Problem description |
Report the number of lines in the entries below that include the word "come", and nothing else.

-- START Supplied data --

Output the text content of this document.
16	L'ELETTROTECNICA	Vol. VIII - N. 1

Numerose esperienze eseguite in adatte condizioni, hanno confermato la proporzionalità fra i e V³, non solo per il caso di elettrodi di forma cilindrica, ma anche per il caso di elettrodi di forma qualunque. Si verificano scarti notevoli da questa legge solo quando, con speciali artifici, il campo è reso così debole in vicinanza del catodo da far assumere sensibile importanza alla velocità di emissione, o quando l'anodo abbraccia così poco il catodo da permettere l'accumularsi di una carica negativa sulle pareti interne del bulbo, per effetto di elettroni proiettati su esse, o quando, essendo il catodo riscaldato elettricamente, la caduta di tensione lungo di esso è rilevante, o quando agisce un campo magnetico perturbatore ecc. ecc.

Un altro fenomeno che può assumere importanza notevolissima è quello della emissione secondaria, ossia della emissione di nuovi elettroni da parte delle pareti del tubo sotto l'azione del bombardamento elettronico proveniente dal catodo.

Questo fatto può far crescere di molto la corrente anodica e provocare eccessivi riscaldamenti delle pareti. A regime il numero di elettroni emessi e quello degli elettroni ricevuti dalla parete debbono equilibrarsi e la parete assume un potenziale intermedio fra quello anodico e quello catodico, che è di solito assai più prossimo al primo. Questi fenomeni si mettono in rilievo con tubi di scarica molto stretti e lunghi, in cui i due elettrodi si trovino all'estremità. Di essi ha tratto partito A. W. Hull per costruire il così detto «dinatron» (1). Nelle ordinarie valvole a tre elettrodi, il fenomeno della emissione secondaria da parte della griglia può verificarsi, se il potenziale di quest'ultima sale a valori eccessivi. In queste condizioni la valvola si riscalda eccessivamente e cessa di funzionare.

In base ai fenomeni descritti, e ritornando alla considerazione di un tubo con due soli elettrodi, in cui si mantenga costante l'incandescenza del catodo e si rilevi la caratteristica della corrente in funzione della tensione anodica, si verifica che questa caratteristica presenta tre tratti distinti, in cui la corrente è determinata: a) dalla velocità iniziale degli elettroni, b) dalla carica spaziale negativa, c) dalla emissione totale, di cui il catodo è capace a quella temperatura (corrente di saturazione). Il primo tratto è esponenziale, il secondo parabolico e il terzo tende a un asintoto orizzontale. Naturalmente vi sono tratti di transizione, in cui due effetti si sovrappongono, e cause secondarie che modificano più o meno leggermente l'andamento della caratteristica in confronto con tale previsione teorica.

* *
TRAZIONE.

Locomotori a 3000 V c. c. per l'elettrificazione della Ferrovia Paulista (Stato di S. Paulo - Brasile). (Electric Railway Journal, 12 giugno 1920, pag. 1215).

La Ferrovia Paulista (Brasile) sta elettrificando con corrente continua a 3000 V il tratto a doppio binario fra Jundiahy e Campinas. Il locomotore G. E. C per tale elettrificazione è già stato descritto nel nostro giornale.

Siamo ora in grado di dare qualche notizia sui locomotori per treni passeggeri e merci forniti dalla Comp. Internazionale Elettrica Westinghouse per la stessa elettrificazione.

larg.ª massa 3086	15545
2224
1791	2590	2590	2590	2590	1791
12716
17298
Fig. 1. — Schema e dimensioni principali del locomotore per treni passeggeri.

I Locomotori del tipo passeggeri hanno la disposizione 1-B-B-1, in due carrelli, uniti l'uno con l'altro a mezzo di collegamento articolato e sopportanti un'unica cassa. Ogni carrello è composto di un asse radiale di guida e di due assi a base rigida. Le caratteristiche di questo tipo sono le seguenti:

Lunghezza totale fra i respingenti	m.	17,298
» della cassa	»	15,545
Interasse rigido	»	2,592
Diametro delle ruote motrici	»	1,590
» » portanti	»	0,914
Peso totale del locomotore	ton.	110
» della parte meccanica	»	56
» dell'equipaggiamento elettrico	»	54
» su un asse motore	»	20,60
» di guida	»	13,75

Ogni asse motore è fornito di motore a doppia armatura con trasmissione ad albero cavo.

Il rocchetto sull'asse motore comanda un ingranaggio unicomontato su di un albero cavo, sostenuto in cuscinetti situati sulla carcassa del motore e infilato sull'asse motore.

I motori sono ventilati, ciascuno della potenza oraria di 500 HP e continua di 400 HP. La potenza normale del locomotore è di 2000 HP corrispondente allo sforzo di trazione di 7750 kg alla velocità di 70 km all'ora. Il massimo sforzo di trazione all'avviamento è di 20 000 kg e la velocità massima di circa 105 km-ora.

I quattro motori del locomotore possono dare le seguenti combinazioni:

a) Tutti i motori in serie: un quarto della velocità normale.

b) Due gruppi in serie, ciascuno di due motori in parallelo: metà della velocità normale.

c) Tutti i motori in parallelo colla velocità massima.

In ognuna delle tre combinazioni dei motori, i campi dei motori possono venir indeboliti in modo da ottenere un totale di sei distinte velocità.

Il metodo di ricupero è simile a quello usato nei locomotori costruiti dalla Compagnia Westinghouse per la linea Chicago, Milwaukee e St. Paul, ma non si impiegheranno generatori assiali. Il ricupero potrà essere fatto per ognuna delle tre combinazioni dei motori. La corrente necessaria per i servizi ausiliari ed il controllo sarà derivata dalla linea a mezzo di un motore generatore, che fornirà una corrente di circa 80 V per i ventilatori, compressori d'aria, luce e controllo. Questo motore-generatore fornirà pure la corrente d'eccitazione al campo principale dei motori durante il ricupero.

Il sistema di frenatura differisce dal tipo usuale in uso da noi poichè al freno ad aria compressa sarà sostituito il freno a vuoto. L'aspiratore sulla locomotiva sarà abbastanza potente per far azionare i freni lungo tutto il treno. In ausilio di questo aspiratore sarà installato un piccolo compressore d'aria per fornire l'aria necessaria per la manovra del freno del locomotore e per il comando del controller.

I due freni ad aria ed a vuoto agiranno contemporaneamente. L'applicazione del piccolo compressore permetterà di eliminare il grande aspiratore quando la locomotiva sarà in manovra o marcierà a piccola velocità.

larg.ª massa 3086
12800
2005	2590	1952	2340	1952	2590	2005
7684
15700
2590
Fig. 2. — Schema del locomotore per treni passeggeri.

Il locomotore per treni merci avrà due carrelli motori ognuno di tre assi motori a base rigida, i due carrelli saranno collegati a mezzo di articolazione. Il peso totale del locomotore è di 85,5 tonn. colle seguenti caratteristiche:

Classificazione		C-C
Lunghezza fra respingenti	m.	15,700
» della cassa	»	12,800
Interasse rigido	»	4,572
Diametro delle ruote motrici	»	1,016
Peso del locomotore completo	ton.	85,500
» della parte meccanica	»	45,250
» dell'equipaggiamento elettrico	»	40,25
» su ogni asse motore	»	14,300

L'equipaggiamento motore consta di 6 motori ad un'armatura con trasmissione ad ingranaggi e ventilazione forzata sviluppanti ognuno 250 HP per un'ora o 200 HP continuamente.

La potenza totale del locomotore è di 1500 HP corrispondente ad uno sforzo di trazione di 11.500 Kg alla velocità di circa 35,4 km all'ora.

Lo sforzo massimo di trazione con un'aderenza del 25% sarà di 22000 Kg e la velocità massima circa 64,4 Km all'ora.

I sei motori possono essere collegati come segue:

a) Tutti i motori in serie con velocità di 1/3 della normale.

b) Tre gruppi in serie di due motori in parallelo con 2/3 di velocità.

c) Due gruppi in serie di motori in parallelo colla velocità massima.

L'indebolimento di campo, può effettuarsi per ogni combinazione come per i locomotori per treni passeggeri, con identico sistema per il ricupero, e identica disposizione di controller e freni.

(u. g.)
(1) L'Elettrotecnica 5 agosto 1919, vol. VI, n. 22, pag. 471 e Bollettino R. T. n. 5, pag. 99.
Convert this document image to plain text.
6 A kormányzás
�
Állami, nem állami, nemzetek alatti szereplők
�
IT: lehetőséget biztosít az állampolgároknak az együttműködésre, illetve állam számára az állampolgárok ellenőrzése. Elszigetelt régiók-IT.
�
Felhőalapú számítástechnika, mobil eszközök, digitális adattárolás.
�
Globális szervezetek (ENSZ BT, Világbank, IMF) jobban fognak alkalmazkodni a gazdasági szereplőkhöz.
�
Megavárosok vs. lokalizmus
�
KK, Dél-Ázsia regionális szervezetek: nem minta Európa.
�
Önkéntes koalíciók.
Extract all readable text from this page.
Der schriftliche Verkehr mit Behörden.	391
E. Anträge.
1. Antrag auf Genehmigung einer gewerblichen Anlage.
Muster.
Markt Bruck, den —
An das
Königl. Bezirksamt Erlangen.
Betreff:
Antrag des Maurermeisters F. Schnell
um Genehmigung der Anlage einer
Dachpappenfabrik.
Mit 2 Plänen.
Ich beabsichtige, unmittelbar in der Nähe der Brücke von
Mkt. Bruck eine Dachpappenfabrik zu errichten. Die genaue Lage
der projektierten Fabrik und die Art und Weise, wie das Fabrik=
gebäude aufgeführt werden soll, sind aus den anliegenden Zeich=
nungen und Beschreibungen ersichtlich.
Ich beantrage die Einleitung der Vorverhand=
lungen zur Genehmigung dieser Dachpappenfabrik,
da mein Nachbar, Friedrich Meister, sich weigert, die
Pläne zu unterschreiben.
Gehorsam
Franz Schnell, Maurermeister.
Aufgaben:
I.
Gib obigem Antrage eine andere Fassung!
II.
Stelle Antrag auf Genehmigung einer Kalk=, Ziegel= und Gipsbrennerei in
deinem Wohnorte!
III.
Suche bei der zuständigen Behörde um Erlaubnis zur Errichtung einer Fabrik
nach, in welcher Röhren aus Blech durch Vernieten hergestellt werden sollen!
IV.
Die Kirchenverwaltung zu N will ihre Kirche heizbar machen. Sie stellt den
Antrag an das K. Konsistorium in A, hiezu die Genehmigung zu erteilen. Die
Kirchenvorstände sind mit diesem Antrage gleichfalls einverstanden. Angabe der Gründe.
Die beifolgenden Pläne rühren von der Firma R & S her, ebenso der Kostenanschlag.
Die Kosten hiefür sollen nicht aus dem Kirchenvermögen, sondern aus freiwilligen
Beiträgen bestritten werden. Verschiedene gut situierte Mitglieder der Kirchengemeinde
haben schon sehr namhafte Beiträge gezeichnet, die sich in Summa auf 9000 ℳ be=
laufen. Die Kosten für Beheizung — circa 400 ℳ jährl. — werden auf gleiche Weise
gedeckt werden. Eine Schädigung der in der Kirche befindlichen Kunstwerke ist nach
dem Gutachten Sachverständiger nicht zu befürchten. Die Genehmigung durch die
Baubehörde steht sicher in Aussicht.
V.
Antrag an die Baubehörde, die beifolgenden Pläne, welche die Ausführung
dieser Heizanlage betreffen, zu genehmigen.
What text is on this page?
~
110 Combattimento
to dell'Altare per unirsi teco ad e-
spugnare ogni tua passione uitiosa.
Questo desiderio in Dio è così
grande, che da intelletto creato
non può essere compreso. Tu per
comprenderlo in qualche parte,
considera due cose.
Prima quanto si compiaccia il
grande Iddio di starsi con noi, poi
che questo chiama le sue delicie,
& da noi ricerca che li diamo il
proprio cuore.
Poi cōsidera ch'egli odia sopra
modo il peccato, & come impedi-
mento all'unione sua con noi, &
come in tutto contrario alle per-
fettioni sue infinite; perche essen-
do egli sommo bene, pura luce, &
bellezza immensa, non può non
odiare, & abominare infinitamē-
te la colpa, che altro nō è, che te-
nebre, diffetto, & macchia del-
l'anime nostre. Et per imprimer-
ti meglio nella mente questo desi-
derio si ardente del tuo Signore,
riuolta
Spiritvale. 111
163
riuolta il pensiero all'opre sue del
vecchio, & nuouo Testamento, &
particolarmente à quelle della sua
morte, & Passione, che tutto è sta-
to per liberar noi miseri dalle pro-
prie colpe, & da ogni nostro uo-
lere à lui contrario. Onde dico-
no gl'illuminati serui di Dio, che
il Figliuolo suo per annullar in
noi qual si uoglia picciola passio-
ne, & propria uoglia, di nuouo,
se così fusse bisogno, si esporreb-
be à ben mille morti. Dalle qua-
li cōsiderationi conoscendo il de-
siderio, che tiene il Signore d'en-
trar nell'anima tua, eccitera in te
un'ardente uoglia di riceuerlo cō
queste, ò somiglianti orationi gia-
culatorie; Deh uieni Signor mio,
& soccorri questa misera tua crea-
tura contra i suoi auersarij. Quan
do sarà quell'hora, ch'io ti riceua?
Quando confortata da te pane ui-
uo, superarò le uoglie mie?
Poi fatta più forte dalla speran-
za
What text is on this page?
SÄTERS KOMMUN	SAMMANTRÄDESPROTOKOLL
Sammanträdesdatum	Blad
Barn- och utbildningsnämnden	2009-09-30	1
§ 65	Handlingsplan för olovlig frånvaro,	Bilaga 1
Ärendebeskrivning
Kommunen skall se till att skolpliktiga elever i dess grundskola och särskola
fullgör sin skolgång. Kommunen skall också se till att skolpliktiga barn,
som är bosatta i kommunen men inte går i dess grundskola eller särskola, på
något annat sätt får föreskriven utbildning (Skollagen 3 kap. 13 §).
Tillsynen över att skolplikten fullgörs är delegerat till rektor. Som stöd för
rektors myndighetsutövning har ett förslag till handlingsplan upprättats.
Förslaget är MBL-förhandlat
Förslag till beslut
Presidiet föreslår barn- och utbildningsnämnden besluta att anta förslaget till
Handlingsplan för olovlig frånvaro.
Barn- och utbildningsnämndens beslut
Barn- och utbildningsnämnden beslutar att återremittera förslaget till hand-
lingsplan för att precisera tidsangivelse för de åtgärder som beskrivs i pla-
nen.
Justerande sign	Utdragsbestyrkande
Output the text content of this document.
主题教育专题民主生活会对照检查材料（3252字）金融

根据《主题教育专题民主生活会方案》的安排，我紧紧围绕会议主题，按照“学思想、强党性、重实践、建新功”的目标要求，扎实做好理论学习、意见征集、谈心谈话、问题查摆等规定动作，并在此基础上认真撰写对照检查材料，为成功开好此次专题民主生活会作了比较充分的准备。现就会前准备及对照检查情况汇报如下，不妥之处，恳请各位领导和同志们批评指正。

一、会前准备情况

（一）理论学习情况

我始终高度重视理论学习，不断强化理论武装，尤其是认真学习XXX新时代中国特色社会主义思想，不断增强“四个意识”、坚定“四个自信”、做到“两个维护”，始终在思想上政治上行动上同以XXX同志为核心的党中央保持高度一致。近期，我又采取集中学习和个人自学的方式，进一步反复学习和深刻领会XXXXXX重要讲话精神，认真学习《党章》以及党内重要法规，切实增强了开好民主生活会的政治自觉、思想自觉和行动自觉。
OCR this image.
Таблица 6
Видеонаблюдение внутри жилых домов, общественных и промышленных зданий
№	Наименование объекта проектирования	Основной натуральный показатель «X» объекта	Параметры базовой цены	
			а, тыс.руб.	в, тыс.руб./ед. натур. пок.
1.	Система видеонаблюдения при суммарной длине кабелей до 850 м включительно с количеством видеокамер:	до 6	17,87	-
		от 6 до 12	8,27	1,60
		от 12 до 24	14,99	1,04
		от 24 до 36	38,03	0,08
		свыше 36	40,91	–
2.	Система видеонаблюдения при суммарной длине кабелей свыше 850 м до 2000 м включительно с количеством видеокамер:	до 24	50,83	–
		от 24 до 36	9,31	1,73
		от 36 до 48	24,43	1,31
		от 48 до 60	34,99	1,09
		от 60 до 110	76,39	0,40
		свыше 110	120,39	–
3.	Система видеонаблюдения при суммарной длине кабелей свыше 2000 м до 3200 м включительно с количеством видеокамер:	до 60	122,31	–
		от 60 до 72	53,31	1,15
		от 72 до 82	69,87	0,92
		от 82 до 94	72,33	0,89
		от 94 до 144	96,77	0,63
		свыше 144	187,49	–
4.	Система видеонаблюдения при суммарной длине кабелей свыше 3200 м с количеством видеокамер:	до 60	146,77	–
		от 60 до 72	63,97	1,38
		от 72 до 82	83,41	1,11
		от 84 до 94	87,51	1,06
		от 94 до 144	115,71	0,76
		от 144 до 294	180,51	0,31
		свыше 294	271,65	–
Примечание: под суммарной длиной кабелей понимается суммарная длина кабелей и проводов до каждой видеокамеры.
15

-- END Supplied data --

Task response |
4